Records for the task —
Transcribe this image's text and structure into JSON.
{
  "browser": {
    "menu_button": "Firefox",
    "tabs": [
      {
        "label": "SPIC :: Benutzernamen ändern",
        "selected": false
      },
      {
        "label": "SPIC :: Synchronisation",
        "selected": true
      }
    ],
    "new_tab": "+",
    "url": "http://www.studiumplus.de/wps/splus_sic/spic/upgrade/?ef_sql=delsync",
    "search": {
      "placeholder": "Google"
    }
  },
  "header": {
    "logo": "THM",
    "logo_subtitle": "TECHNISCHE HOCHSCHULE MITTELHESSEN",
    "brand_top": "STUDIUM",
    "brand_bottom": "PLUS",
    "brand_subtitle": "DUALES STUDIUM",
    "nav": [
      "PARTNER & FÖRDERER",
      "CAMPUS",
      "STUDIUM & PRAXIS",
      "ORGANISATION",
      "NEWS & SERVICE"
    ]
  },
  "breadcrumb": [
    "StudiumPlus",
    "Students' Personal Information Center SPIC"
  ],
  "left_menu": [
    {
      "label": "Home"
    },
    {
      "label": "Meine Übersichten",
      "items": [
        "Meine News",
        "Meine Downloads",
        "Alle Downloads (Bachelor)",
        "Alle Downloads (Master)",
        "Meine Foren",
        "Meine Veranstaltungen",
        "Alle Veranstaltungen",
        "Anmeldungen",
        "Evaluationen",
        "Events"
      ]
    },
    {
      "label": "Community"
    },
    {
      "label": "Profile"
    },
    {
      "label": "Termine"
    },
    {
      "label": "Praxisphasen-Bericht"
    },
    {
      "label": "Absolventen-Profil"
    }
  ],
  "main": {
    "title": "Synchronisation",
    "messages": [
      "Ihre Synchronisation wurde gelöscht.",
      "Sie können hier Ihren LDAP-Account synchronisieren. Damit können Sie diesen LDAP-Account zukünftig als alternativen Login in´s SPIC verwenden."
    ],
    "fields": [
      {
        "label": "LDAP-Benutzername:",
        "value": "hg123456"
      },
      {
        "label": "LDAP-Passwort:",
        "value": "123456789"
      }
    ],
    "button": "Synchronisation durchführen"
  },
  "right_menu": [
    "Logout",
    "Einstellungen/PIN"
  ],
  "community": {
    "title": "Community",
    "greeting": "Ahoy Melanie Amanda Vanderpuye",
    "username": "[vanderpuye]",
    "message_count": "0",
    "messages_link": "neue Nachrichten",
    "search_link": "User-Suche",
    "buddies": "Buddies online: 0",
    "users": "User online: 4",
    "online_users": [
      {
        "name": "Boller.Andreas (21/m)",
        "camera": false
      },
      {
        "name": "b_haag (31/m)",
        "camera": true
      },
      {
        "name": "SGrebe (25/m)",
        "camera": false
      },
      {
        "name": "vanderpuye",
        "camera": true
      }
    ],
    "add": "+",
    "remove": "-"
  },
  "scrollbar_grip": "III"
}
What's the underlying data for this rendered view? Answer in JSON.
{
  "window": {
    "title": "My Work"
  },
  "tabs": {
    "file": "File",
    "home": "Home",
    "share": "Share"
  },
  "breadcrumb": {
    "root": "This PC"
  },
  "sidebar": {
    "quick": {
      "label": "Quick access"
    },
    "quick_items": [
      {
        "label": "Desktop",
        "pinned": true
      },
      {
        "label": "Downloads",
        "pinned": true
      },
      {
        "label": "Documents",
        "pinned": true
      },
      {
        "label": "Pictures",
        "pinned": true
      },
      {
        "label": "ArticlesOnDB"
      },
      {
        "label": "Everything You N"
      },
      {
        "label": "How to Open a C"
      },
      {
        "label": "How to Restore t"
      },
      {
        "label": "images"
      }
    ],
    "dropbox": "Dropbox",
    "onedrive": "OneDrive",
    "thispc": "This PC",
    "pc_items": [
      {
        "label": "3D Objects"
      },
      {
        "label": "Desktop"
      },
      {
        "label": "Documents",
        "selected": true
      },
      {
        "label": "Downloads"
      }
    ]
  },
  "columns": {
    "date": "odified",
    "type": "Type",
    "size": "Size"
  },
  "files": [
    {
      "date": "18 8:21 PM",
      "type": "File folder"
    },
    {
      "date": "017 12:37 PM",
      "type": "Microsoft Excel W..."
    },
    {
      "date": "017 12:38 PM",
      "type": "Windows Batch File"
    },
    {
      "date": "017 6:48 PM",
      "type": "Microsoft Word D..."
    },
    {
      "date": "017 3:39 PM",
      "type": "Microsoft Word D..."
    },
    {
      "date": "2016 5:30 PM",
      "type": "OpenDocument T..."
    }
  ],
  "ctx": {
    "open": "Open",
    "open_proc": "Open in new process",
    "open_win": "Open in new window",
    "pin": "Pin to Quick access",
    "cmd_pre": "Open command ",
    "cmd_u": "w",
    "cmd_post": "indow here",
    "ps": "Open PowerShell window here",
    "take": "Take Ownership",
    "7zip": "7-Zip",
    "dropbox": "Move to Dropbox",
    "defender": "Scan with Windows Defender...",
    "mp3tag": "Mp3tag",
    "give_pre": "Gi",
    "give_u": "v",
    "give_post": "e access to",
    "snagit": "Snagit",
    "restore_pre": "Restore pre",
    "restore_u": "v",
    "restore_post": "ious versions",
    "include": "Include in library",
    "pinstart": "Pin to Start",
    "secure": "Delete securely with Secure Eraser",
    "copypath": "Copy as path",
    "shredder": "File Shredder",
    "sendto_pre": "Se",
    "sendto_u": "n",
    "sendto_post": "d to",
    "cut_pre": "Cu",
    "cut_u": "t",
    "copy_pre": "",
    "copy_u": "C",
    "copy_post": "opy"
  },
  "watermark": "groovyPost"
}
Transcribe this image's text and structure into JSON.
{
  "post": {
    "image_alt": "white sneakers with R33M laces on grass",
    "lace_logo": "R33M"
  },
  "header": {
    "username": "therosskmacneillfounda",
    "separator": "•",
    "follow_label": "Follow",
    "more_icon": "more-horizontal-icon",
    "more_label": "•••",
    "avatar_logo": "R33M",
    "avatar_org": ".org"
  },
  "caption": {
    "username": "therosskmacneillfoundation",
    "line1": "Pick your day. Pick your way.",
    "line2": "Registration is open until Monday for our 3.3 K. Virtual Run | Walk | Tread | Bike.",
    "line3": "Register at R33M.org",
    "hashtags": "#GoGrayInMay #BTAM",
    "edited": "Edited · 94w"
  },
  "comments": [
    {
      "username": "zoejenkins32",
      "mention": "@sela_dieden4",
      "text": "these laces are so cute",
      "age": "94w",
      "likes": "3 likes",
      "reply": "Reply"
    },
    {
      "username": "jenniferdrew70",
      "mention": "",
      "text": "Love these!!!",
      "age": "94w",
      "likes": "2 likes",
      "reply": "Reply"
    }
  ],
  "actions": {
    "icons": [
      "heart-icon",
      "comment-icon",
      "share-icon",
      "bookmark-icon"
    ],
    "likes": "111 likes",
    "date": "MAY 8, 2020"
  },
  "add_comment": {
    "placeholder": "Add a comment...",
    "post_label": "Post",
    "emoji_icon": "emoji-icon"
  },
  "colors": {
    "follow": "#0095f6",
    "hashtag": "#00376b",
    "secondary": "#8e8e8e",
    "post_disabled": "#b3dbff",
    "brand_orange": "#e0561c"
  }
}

Problem details —
Look through the data and gather every line with the string "likes" in it.

Worked answer —
      "likes": "3 likes",
      "likes": "2 likes",
    "likes": "111 likes",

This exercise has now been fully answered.